### PROVIDED RECORDS

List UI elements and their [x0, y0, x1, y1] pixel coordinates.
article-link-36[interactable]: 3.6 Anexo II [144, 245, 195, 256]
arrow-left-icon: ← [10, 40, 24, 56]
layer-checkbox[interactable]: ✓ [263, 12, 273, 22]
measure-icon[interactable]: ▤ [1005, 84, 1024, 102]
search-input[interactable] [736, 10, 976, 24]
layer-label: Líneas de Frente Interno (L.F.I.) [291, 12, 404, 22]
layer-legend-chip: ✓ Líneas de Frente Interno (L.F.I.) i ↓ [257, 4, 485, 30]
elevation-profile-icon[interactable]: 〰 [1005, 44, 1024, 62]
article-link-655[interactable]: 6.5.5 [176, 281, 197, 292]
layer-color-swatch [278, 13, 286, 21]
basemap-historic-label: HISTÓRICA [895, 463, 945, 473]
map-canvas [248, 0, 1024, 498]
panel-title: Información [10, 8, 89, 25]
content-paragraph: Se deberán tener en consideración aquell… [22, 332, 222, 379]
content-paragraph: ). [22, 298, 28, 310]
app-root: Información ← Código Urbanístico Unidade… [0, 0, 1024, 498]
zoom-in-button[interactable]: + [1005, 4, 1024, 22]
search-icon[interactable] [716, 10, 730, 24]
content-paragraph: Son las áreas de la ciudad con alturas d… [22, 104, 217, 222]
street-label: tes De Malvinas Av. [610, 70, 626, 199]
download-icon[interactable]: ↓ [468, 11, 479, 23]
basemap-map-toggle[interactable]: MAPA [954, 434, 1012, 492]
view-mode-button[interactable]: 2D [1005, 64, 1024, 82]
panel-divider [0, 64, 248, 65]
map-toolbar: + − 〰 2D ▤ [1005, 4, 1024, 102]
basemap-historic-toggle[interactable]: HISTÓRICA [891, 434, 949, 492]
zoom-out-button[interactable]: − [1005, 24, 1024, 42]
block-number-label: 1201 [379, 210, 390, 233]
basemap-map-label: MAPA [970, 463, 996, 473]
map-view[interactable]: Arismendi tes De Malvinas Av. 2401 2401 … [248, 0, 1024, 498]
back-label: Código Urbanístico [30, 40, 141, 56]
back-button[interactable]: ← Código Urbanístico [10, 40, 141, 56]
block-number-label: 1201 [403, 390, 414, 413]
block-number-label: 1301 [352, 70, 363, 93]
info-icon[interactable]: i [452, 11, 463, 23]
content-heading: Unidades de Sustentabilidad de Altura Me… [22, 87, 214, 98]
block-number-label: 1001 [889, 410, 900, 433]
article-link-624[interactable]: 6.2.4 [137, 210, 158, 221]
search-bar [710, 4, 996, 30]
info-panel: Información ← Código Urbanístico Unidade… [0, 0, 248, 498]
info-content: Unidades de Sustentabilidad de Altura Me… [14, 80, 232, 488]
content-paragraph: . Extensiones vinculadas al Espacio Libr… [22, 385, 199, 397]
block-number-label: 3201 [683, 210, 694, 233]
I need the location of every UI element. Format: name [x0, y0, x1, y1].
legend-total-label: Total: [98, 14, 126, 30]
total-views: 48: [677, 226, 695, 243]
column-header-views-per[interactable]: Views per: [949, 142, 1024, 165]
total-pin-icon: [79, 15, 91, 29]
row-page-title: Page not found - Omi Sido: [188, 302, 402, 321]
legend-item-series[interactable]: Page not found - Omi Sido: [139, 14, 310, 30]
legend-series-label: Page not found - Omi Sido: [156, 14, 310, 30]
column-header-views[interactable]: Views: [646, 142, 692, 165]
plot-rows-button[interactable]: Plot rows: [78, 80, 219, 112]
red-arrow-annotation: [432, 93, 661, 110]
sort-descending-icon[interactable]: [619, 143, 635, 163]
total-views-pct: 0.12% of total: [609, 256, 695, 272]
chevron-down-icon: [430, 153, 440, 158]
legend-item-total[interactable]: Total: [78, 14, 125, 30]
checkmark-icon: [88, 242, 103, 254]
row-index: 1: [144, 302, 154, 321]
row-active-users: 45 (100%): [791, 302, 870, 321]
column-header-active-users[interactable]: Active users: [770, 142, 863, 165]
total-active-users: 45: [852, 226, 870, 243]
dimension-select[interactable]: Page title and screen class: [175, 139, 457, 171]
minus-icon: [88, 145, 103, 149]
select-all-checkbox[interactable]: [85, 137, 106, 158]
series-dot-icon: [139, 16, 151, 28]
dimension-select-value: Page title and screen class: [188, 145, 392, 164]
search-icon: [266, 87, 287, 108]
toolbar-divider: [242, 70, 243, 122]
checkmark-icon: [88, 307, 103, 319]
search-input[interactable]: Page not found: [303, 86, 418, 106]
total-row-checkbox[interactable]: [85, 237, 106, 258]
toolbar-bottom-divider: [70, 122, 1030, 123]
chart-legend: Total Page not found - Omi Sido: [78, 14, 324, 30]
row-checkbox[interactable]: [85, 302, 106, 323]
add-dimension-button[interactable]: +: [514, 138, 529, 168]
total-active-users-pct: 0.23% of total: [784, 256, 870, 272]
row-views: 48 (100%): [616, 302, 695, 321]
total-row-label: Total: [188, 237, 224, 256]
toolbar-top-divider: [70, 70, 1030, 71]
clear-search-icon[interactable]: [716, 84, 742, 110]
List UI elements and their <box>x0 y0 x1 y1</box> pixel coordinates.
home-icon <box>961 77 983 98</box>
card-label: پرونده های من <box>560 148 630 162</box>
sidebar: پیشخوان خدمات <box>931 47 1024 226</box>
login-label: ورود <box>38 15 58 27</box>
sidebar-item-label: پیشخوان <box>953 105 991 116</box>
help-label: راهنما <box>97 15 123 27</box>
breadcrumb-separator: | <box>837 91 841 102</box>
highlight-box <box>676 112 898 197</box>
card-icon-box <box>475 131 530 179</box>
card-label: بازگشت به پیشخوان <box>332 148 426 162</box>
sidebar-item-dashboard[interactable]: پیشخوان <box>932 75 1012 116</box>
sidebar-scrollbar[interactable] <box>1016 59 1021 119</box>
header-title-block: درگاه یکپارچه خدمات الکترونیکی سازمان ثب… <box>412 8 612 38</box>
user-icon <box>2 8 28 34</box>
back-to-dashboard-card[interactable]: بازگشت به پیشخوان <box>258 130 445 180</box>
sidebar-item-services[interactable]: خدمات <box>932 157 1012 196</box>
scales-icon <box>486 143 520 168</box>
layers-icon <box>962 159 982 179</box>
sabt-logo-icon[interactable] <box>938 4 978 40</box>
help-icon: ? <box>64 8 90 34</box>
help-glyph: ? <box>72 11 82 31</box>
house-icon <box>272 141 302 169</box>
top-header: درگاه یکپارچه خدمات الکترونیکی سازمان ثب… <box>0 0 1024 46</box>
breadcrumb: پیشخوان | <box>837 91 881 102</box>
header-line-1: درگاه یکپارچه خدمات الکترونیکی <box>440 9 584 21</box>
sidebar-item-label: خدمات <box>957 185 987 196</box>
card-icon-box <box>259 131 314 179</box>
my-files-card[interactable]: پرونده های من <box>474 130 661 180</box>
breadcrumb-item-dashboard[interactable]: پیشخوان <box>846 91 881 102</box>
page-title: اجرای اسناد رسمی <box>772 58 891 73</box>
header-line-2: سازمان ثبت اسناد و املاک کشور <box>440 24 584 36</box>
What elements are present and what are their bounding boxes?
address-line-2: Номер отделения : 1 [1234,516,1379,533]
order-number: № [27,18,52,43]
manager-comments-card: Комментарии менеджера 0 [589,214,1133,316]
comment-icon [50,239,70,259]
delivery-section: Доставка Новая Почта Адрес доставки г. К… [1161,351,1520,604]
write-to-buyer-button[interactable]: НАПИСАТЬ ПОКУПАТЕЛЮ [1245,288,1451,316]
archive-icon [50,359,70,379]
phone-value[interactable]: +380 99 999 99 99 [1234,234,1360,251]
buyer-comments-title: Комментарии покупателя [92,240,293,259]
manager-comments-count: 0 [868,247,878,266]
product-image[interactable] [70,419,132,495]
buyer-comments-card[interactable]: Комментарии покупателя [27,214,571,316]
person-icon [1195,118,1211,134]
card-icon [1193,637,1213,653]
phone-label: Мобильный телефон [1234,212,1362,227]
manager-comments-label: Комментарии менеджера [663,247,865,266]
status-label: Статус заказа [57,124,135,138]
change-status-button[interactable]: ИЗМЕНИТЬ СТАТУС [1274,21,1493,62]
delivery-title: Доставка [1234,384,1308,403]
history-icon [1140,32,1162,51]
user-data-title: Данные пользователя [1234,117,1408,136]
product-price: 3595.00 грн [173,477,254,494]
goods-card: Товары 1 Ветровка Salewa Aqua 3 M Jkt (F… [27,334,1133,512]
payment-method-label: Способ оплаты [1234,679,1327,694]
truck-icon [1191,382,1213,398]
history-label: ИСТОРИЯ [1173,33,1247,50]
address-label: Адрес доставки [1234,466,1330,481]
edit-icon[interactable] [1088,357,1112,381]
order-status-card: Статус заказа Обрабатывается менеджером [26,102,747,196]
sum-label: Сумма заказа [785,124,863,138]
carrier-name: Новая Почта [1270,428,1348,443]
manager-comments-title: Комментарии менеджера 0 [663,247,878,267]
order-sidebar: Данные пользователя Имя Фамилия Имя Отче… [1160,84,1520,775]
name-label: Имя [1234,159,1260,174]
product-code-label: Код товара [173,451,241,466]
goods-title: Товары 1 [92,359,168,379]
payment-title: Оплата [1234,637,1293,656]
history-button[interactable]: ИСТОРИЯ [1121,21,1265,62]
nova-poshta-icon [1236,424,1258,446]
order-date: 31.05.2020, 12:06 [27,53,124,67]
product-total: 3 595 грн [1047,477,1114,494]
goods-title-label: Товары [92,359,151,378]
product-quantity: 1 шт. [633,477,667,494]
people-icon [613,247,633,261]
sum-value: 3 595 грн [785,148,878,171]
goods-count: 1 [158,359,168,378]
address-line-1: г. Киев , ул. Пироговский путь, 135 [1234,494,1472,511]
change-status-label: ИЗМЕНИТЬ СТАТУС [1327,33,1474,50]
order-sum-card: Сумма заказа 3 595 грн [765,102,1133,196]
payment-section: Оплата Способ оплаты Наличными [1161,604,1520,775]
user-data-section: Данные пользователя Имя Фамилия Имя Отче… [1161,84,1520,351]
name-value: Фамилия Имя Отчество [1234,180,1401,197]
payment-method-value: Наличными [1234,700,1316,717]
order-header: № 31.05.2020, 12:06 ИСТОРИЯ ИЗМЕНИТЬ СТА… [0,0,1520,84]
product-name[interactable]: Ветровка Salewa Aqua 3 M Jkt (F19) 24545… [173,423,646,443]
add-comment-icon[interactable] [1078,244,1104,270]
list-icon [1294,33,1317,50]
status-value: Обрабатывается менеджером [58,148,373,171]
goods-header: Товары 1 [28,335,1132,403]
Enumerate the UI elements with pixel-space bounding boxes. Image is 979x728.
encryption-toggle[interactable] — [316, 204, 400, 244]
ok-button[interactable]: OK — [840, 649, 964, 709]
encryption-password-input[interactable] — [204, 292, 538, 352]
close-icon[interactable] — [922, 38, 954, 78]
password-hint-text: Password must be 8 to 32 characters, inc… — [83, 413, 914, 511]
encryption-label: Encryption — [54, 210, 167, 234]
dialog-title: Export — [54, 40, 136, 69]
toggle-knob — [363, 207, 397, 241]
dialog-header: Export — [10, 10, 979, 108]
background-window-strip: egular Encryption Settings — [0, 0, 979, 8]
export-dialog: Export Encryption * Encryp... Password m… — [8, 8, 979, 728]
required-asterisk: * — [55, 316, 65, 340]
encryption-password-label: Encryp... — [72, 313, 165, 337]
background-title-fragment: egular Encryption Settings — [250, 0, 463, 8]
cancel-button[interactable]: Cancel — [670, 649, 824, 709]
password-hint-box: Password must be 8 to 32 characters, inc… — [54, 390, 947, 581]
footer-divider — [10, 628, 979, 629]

### AIM OF THE EXERCISE
Starting at the beginning of the entries and ending at the line that contains "434, 949, 492]", change every "content-paragraph" to "text-block" and give back only those lines, with nothing else altered.

### EXERCISE ANSWER
List UI elements and their [x0, y0, x1, y1] pixel coordinates.
article-link-36[interactable]: 3.6 Anexo II [144, 245, 195, 256]
arrow-left-icon: ← [10, 40, 24, 56]
layer-checkbox[interactable]: ✓ [263, 12, 273, 22]
measure-icon[interactable]: ▤ [1005, 84, 1024, 102]
search-input[interactable] [736, 10, 976, 24]
layer-label: Líneas de Frente Interno (L.F.I.) [291, 12, 404, 22]
layer-legend-chip: ✓ Líneas de Frente Interno (L.F.I.) i ↓ [257, 4, 485, 30]
elevation-profile-icon[interactable]: 〰 [1005, 44, 1024, 62]
article-link-655[interactable]: 6.5.5 [176, 281, 197, 292]
layer-color-swatch [278, 13, 286, 21]
basemap-historic-label: HISTÓRICA [895, 463, 945, 473]
map-canvas [248, 0, 1024, 498]
panel-title: Información [10, 8, 89, 25]
text-block: Se deberán tener en consideración aquell… [22, 332, 222, 379]
text-block: ). [22, 298, 28, 310]
app-root: Información ← Código Urbanístico Unidade… [0, 0, 1024, 498]
zoom-in-button[interactable]: + [1005, 4, 1024, 22]
search-icon[interactable] [716, 10, 730, 24]
text-block: Son las áreas de la ciudad con alturas d… [22, 104, 217, 222]
street-label: tes De Malvinas Av. [610, 70, 626, 199]
download-icon[interactable]: ↓ [468, 11, 479, 23]
basemap-map-toggle[interactable]: MAPA [954, 434, 1012, 492]
view-mode-button[interactable]: 2D [1005, 64, 1024, 82]
panel-divider [0, 64, 248, 65]
map-toolbar: + − 〰 2D ▤ [1005, 4, 1024, 102]
basemap-historic-toggle[interactable]: HISTÓRICA [891, 434, 949, 492]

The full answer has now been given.